[Extracted records]
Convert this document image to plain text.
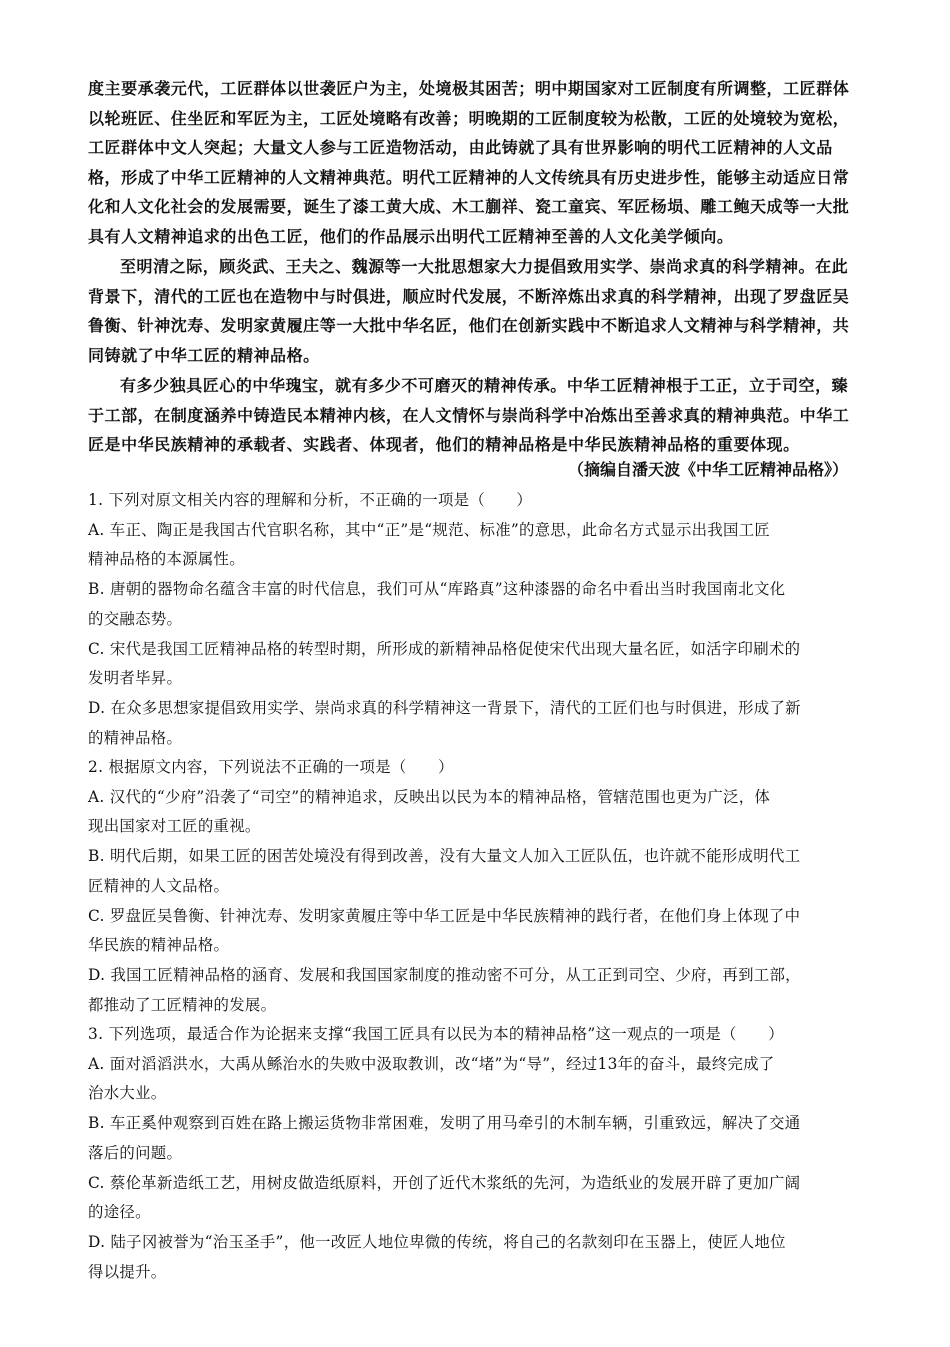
度主要承袭元代，工匠群体以世袭匠户为主，处境极其困苦；明中期国家对工匠制度有所调整，工匠群体以轮班匠、住坐匠和军匠为主，工匠处境略有改善；明晚期的工匠制度较为松散，工匠的处境较为宽松，工匠群体中文人突起；大量文人参与工匠造物活动，由此铸就了具有世界影响的明代工匠精神的人文品格，形成了中华工匠精神的人文精神典范。明代工匠精神的人文传统具有历史进步性，能够主动适应日常化和人文化社会的发展需要，诞生了漆工黄大成、木工蒯祥、瓷工童宾、军匠杨埙、雕工鲍天成等一大批具有人文精神追求的出色工匠，他们的作品展示出明代工匠精神至善的人文化美学倾向。

至明清之际，顾炎武、王夫之、魏源等一大批思想家大力提倡致用实学、崇尚求真的科学精神。在此背景下，清代的工匠也在造物中与时俱进，顺应时代发展，不断淬炼出求真的科学精神，出现了罗盘匠吴鲁衡、针神沈寿、发明家黄履庄等一大批中华名匠，他们在创新实践中不断追求人文精神与科学精神，共同铸就了中华工匠的精神品格。

有多少独具匠心的中华瑰宝，就有多少不可磨灭的精神传承。中华工匠精神根于工正，立于司空，臻于工部，在制度涵养中铸造民本精神内核，在人文情怀与崇尚科学中冶炼出至善求真的精神典范。中华工匠是中华民族精神的承载者、实践者、体现者，他们的精神品格是中华民族精神品格的重要体现。

（摘编自潘天波《中华工匠精神品格》）

1. 下列对原文相关内容的理解和分析，不正确的一项是（　　）
A. 车正、陶正是我国古代官职名称，其中“正”是“规范、标准”的意思，此命名方式显示出我国工匠
精神品格的本源属性。
B. 唐朝的器物命名蕴含丰富的时代信息，我们可从“库路真”这种漆器的命名中看出当时我国南北文化
的交融态势。
C. 宋代是我国工匠精神品格的转型时期，所形成的新精神品格促使宋代出现大量名匠，如活字印刷术的
发明者毕昇。
D. 在众多思想家提倡致用实学、崇尚求真的科学精神这一背景下，清代的工匠们也与时俱进，形成了新
的精神品格。
2. 根据原文内容，下列说法不正确的一项是（　　）
A. 汉代的“少府”沿袭了“司空”的精神追求，反映出以民为本的精神品格，管辖范围也更为广泛，体
现出国家对工匠的重视。
B. 明代后期，如果工匠的困苦处境没有得到改善，没有大量文人加入工匠队伍，也许就不能形成明代工
匠精神的人文品格。
C. 罗盘匠吴鲁衡、针神沈寿、发明家黄履庄等中华工匠是中华民族精神的践行者，在他们身上体现了中
华民族的精神品格。
D. 我国工匠精神品格的涵育、发展和我国国家制度的推动密不可分，从工正到司空、少府，再到工部，
都推动了工匠精神的发展。
3. 下列选项，最适合作为论据来支撑“我国工匠具有以民为本的精神品格”这一观点的一项是（　　）
A. 面对滔滔洪水，大禹从鲧治水的失败中汲取教训，改“堵”为“导”，经过13年的奋斗，最终完成了
治水大业。
B. 车正奚仲观察到百姓在路上搬运货物非常困难，发明了用马牵引的木制车辆，引重致远，解决了交通
落后的问题。
C. 蔡伦革新造纸工艺，用树皮做造纸原料，开创了近代木浆纸的先河，为造纸业的发展开辟了更加广阔
的途径。
D. 陆子冈被誉为“治玉圣手”，他一改匠人地位卑微的传统，将自己的名款刻印在玉器上，使匠人地位
得以提升。
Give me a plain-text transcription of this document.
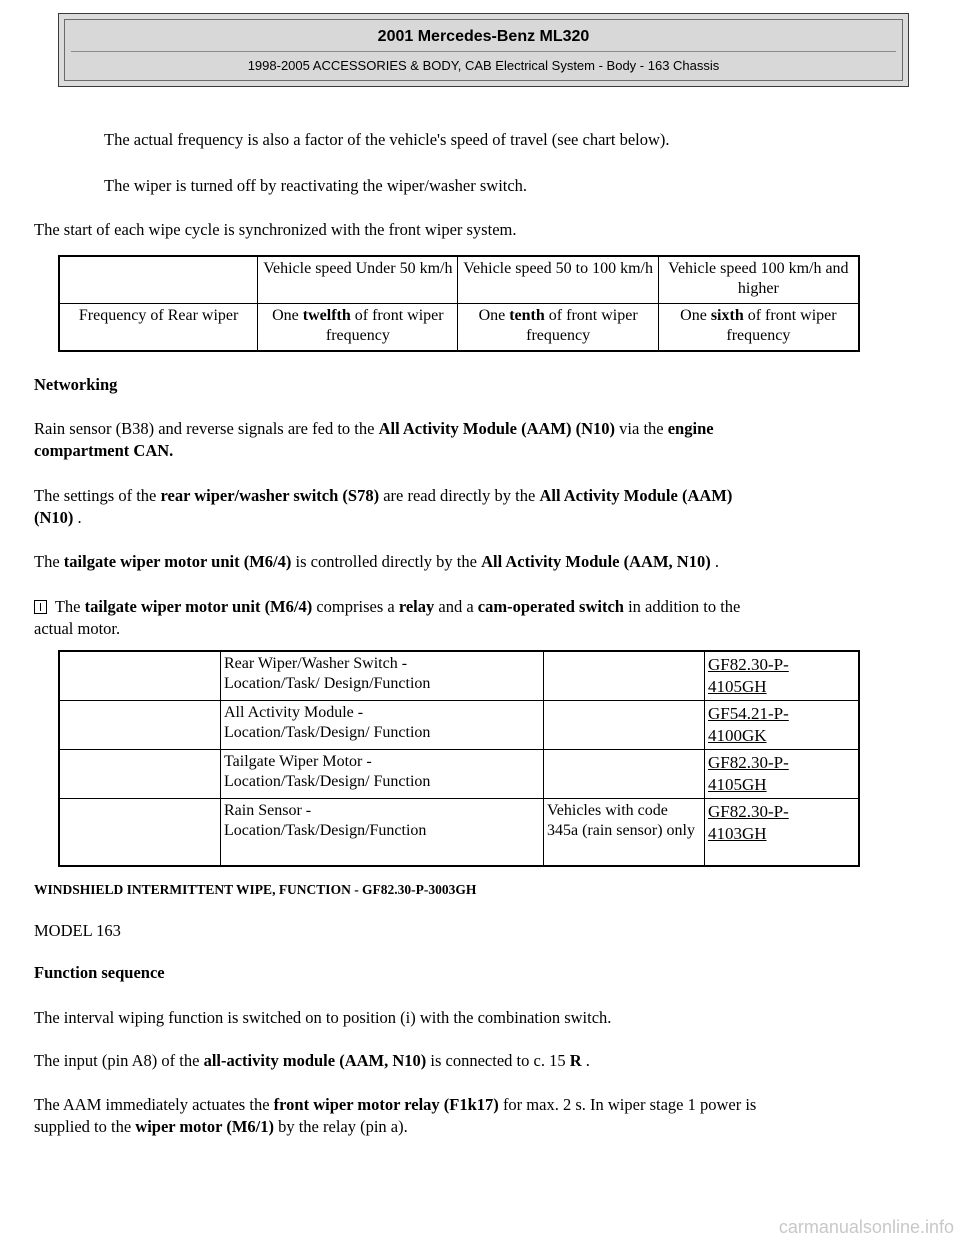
2001 Mercedes-Benz ML320
1998-2005 ACCESSORIES & BODY, CAB Electrical System - Body - 163 Chassis

The actual frequency is also a factor of the vehicle's speed of travel (see chart below).

The wiper is turned off by reactivating the wiper/washer switch.

The start of each wipe cycle is synchronized with the front wiper system.

	Vehicle speed Under 50 km/h	Vehicle speed 50 to 100 km/h	Vehicle speed 100 km/h and higher
Frequency of Rear wiper	One twelfth of front wiper frequency	One tenth of front wiper frequency	One sixth of front wiper frequency

Networking

Rain sensor (B38) and reverse signals are fed to the All Activity Module (AAM) (N10) via the engine

compartment CAN.

The settings of the rear wiper/washer switch (S78) are read directly by the All Activity Module (AAM)

(N10) .

The tailgate wiper motor unit (M6/4) is controlled directly by the All Activity Module (AAM, N10) .

The tailgate wiper motor unit (M6/4) comprises a relay and a cam-operated switch in addition to the

actual motor.

	Rear Wiper/Washer Switch -
Location/Task/ Design/Function		GF82.30-P-
4105GH
	All Activity Module -
Location/Task/Design/ Function		GF54.21-P-
4100GK
	Tailgate Wiper Motor -
Location/Task/Design/ Function		GF82.30-P-
4105GH
	Rain Sensor -
Location/Task/Design/Function	Vehicles with code 345a (rain sensor) only	GF82.30-P-
4103GH

WINDSHIELD INTERMITTENT WIPE, FUNCTION - GF82.30-P-3003GH

MODEL 163

Function sequence

The interval wiping function is switched on to position (i) with the combination switch.

The input (pin A8) of the all-activity module (AAM, N10) is connected to c. 15 R .

The AAM immediately actuates the front wiper motor relay (F1k17) for max. 2 s. In wiper stage 1 power is

supplied to the wiper motor (M6/1) by the relay (pin a).

carmanualsonline.info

### [Exercise aim]
Pick out the lines above that hold the string "针神沈寿" and show them.

### [Full output]
至明清之际，顾炎武、王夫之、魏源等一大批思想家大力提倡致用实学、崇尚求真的科学精神。在此背景下，清代的工匠也在造物中与时俱进，顺应时代发展，不断淬炼出求真的科学精神，出现了罗盘匠吴鲁衡、针神沈寿、发明家黄履庄等一大批中华名匠，他们在创新实践中不断追求人文精神与科学精神，共同铸就了中华工匠的精神品格。
C. 罗盘匠吴鲁衡、针神沈寿、发明家黄履庄等中华工匠是中华民族精神的践行者，在他们身上体现了中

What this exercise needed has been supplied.